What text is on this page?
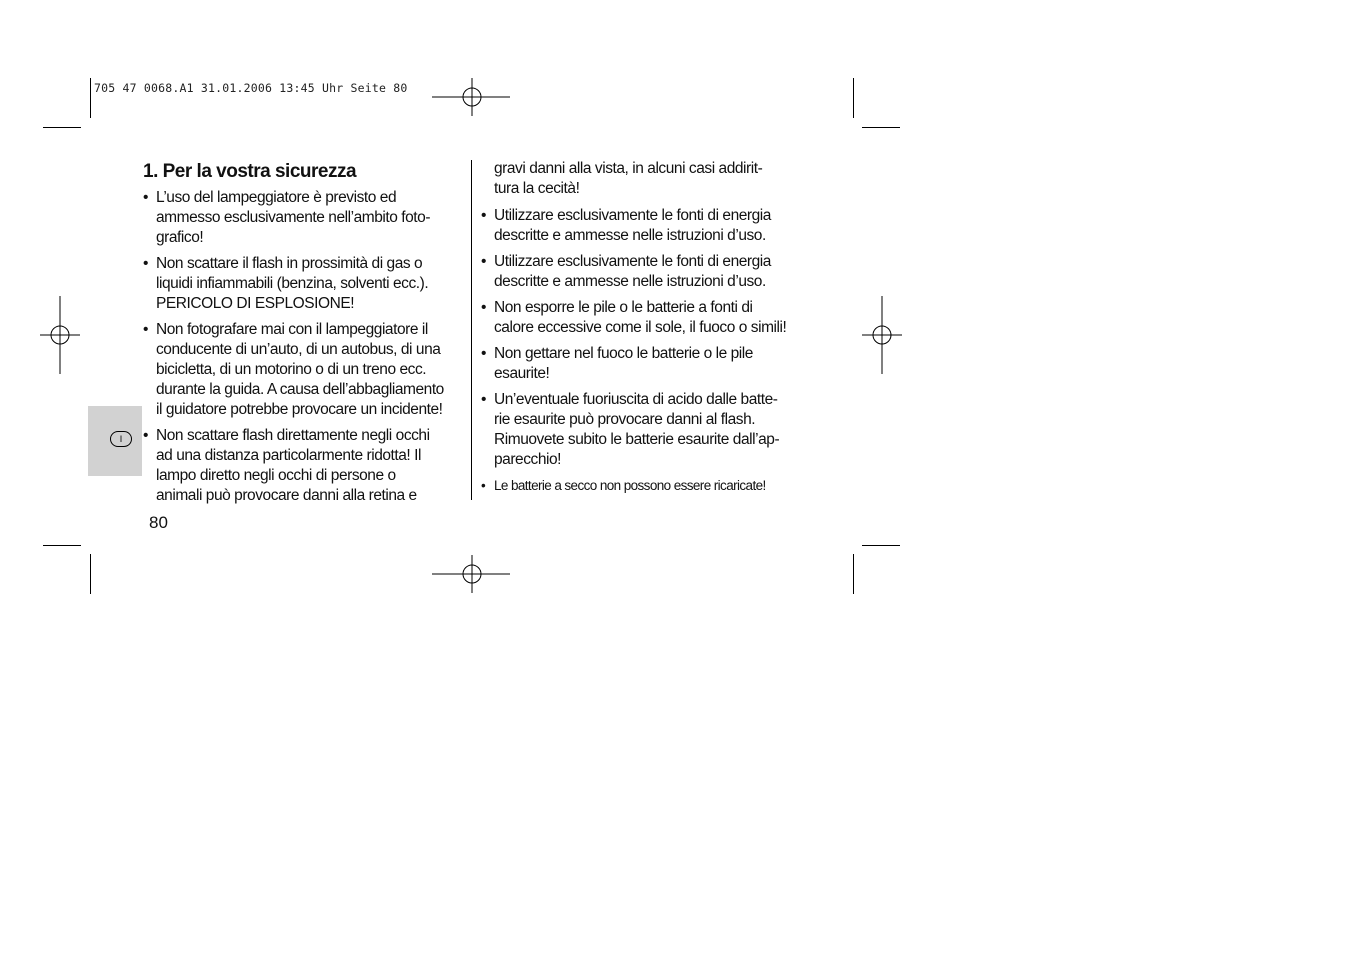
705 47 0068.A1 31.01.2006 13:45 Uhr Seite 80
I
1. Per la vostra sicurezza
• L’uso del lampeggiatore è previsto ed
ammesso esclusivamente nell’ambito foto-
grafico!
• Non scattare il flash in prossimità di gas o
liquidi infiammabili (benzina, solventi ecc.).
PERICOLO DI ESPLOSIONE!
• Non fotografare mai con il lampeggiatore il
conducente di un’auto, di un autobus, di una
bicicletta, di un motorino o di un treno ecc.
durante la guida. A causa dell’abbagliamento
il guidatore potrebbe provocare un incidente!
• Non scattare flash direttamente negli occhi
ad una distanza particolarmente ridotta! Il
lampo diretto negli occhi di persone o
animali può provocare danni alla retina e
gravi danni alla vista, in alcuni casi addirit-
tura la cecità!
• Utilizzare esclusivamente le fonti di energia
descritte e ammesse nelle istruzioni d’uso.
• Utilizzare esclusivamente le fonti di energia
descritte e ammesse nelle istruzioni d’uso.
• Non esporre le pile o le batterie a fonti di
calore eccessive come il sole, il fuoco o simili!
• Non gettare nel fuoco le batterie o le pile
esaurite!
• Un’eventuale fuoriuscita di acido dalle batte-
rie esaurite può provocare danni al flash.
Rimuovete subito le batterie esaurite dall’ap-
parecchio!
• Le batterie a secco non possono essere ricaricate!
80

------------------------------------

§ **Requirements**: Leave the images out and output the remaining material exactly as it stands.

§ **Final result**:
What text is on this page?
705 47 0068.A1 31.01.2006 13:45 Uhr Seite 80
I
1. Per la vostra sicurezza
• L’uso del lampeggiatore è previsto ed
ammesso esclusivamente nell’ambito foto-
grafico!
• Non scattare il flash in prossimità di gas o
liquidi infiammabili (benzina, solventi ecc.).
PERICOLO DI ESPLOSIONE!
• Non fotografare mai con il lampeggiatore il
conducente di un’auto, di un autobus, di una
bicicletta, di un motorino o di un treno ecc.
durante la guida. A causa dell’abbagliamento
il guidatore potrebbe provocare un incidente!
• Non scattare flash direttamente negli occhi
ad una distanza particolarmente ridotta! Il
lampo diretto negli occhi di persone o
animali può provocare danni alla retina e
gravi danni alla vista, in alcuni casi addirit-
tura la cecità!
• Utilizzare esclusivamente le fonti di energia
descritte e ammesse nelle istruzioni d’uso.
• Utilizzare esclusivamente le fonti di energia
descritte e ammesse nelle istruzioni d’uso.
• Non esporre le pile o le batterie a fonti di
calore eccessive come il sole, il fuoco o simili!
• Non gettare nel fuoco le batterie o le pile
esaurite!
• Un’eventuale fuoriuscita di acido dalle batte-
rie esaurite può provocare danni al flash.
Rimuovete subito le batterie esaurite dall’ap-
parecchio!
• Le batterie a secco non possono essere ricaricate!
80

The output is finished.